» Required work:
Copy each line in which the string "grace" occurs.

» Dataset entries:
## Start
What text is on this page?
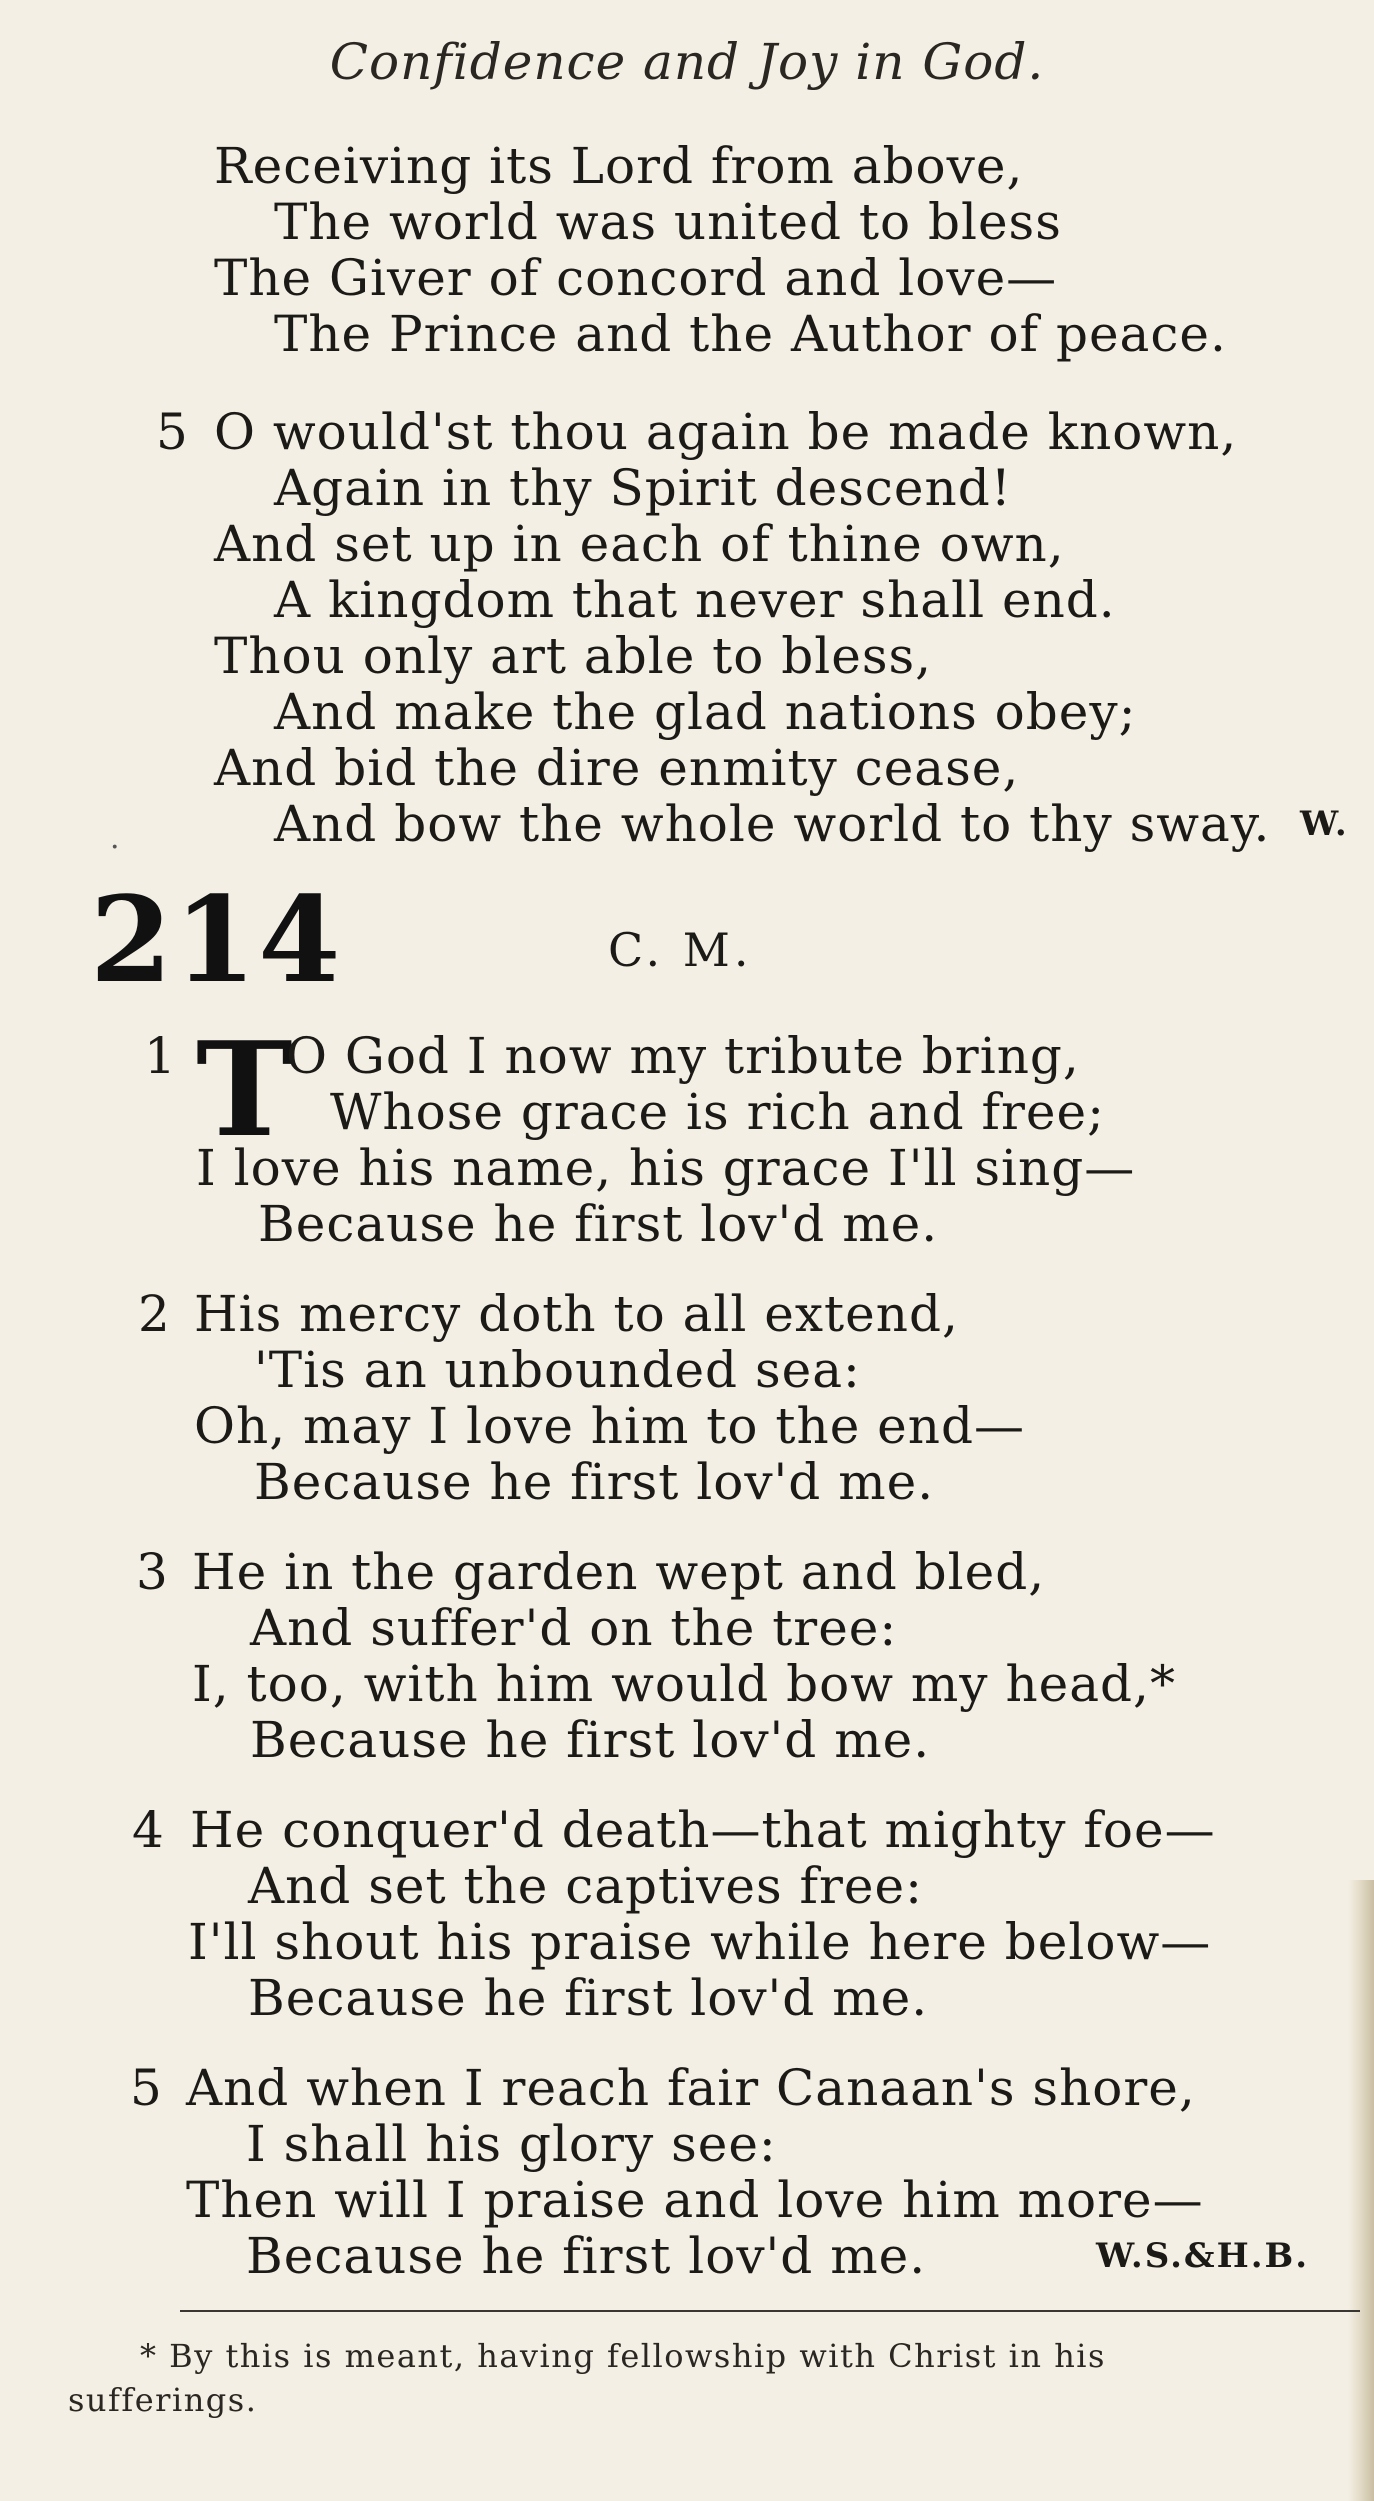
Confidence and Joy in God.
Receiving its Lord from above,
The world was united to bless
The Giver of concord and love—
The Prince and the Author of peace.
5 O would'st thou again be made known,
Again in thy Spirit descend!
And set up in each of thine own,
A kingdom that never shall end.
Thou only art able to bless,
And make the glad nations obey;
And bid the dire enmity cease,
And bow the whole world to thy sway. W.
·
214	C. M.
1 T
O God I now my tribute bring,
Whose grace is rich and free;
I love his name, his grace I'll sing—
Because he first lov'd me.
2 His mercy doth to all extend,
'Tis an unbounded sea:
Oh, may I love him to the end—
Because he first lov'd me.
3 He in the garden wept and bled,
And suffer'd on the tree:
I, too, with him would bow my head,*
Because he first lov'd me.
4 He conquer'd death—that mighty foe—
And set the captives free:
I'll shout his praise while here below—
Because he first lov'd me.
5 And when I reach fair Canaan's shore,
I shall his glory see:
Then will I praise and love him more—
Because he first lov'd me.	W.S.&H.B.
* By this is meant, having fellowship with Christ in his
sufferings.
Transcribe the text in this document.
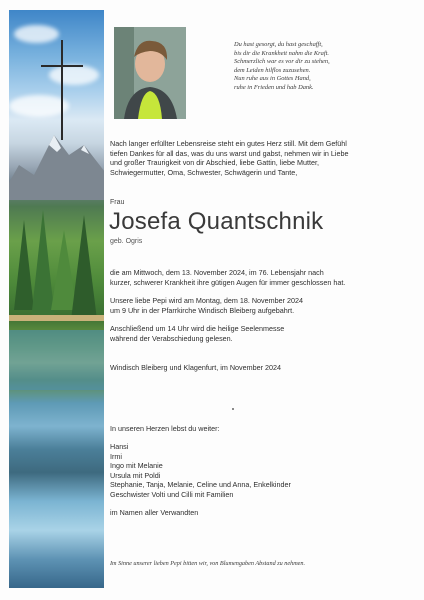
Du hast gesorgt, du hast geschafft,
bis dir die Krankheit nahm die Kraft.
Schmerzlich war es vor dir zu stehen,
dem Leiden hilflos zuzusehen.
Nun ruhe aus in Gottes Hand,
ruhe in Frieden und hab Dank.
Nach langer erfüllter Lebensreise steht ein gutes Herz still. Mit dem Gefühl
tiefen Dankes für all das, was du uns warst und gabst, nehmen wir in Liebe
und großer Traurigkeit von dir Abschied, liebe Gattin, liebe Mutter,
Schwiegermutter, Oma, Schwester, Schwägerin und Tante,
Frau
Josefa Quantschnik
geb. Ogris
die am Mittwoch, dem 13. November 2024, im 76. Lebensjahr nach
kurzer, schwerer Krankheit ihre gütigen Augen für immer geschlossen hat.
Unsere liebe Pepi wird am Montag, dem 18. November 2024
um 9 Uhr in der Pfarrkirche Windisch Bleiberg aufgebahrt.
Anschließend um 14 Uhr wird die heilige Seelenmesse
während der Verabschiedung gelesen.
Windisch Bleiberg und Klagenfurt, im November 2024
In unseren Herzen lebst du weiter:
Hansi
Irmi
Ingo mit Melanie
Ursula mit Poldi
Stephanie, Tanja, Melanie, Celine und Anna, Enkelkinder
Geschwister Volti und Cilli mit Familien
im Namen aller Verwandten
Im Sinne unserer lieben Pepi bitten wir, von Blumengaben Abstand zu nehmen.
## End
» Completed task:
Whose grace is rich and free;
I love his name, his grace I'll sing—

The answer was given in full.